WORK INSTRUCTIONS: Check each line of the records below for the word "охраны" and copy those where it appears.

TASK INPUTS:
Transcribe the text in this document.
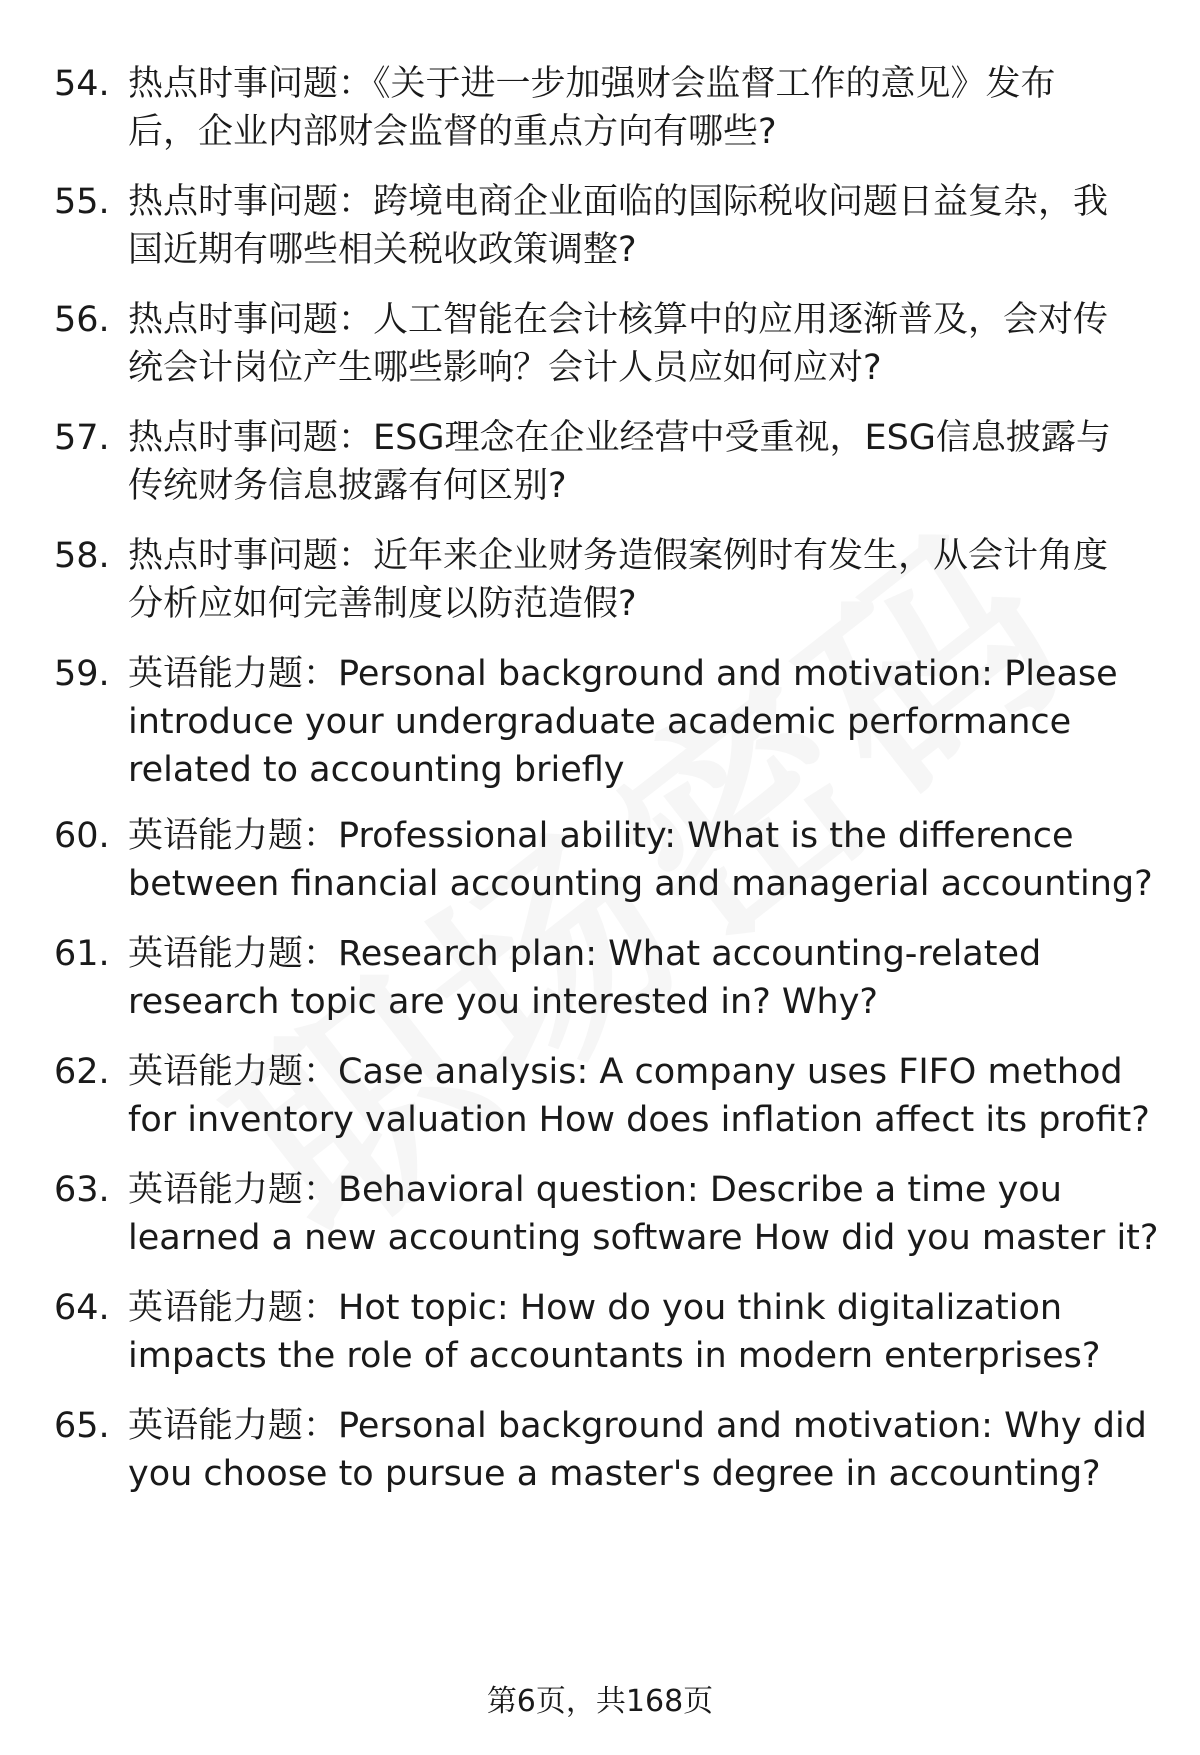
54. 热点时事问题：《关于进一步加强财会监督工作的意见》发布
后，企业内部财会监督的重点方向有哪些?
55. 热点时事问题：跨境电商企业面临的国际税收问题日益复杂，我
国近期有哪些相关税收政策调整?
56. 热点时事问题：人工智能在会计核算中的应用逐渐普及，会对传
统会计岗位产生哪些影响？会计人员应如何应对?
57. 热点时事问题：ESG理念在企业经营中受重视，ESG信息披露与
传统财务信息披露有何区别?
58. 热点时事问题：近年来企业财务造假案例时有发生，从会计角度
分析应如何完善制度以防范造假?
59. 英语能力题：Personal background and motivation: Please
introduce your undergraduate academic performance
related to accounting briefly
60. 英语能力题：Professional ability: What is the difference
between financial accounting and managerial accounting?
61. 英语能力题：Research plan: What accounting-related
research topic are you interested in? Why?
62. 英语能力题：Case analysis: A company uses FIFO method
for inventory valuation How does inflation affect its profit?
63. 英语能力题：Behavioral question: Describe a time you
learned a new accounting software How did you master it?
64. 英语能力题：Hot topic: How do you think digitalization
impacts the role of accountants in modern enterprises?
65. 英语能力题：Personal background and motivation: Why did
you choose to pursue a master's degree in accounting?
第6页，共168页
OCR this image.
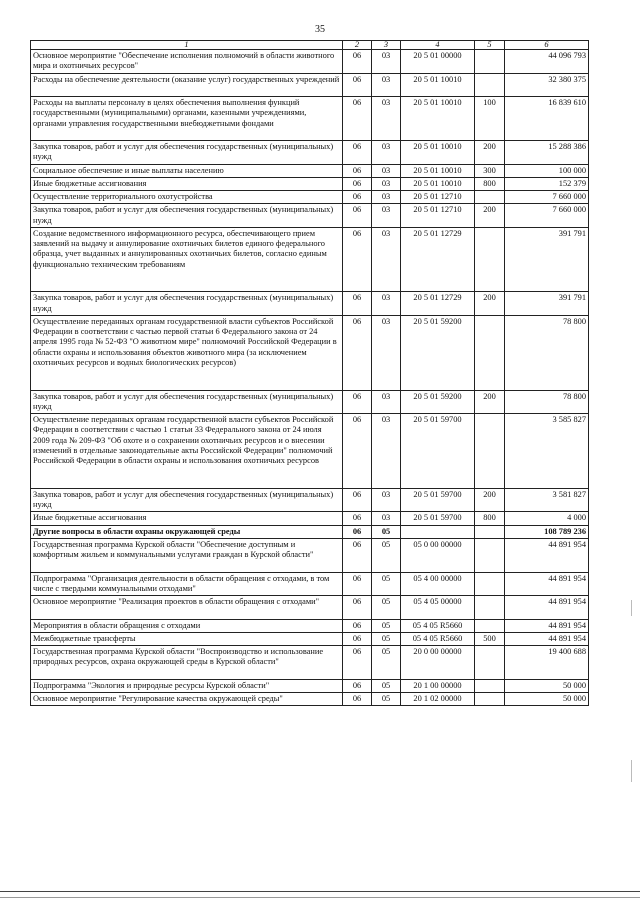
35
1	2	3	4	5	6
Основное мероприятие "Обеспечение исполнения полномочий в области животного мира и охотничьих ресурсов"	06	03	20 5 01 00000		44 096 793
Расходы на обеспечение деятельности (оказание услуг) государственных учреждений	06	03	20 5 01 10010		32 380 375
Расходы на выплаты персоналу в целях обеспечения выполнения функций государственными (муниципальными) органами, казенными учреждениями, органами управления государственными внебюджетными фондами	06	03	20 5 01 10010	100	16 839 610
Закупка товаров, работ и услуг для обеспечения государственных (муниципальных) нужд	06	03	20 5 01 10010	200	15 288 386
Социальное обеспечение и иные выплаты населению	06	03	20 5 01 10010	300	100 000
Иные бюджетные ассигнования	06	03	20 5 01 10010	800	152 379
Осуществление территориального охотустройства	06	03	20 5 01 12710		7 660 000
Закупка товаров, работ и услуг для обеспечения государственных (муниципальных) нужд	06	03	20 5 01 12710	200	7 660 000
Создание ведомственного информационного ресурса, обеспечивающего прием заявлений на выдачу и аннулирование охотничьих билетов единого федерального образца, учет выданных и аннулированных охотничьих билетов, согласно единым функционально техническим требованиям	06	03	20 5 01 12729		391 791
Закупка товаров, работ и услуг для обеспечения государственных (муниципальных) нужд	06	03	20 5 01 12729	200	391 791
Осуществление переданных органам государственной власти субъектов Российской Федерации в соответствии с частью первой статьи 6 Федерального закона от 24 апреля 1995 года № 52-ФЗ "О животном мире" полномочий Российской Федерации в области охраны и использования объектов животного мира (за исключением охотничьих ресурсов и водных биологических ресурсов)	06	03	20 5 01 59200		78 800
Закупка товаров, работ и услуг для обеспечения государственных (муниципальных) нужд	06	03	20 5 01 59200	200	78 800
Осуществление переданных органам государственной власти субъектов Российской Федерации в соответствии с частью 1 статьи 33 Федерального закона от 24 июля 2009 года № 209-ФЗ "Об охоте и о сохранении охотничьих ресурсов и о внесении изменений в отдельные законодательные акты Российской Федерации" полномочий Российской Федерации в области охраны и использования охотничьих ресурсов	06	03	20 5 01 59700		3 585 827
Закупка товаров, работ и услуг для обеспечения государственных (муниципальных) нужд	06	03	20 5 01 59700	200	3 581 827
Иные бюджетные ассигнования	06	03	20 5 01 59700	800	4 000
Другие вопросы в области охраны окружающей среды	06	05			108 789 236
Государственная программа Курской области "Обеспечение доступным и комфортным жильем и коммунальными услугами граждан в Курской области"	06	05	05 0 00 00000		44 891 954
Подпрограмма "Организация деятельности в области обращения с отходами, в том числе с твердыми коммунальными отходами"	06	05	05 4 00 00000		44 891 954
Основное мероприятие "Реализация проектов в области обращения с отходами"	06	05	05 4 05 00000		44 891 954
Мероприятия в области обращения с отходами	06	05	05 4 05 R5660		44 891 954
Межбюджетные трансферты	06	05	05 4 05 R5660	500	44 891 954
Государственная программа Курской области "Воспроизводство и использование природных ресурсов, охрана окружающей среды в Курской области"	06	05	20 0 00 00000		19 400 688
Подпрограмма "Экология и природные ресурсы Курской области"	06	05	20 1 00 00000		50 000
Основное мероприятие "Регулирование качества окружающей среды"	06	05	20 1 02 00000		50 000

RESPONSE:
Осуществление переданных органам государственной власти субъектов Российской Федерации в соответствии с частью первой статьи 6 Федерального закона от 24 апреля 1995 года № 52-ФЗ "О животном мире" полномочий Российской Федерации в области охраны и использования объектов животного мира (за исключением охотничьих ресурсов и водных биологических ресурсов)	06	03	20 5 01 59200		78 800
Осуществление переданных органам государственной власти субъектов Российской Федерации в соответствии с частью 1 статьи 33 Федерального закона от 24 июля 2009 года № 209-ФЗ "Об охоте и о сохранении охотничьих ресурсов и о внесении изменений в отдельные законодательные акты Российской Федерации" полномочий Российской Федерации в области охраны и использования охотничьих ресурсов	06	03	20 5 01 59700		3 585 827
Другие вопросы в области охраны окружающей среды	06	05			108 789 236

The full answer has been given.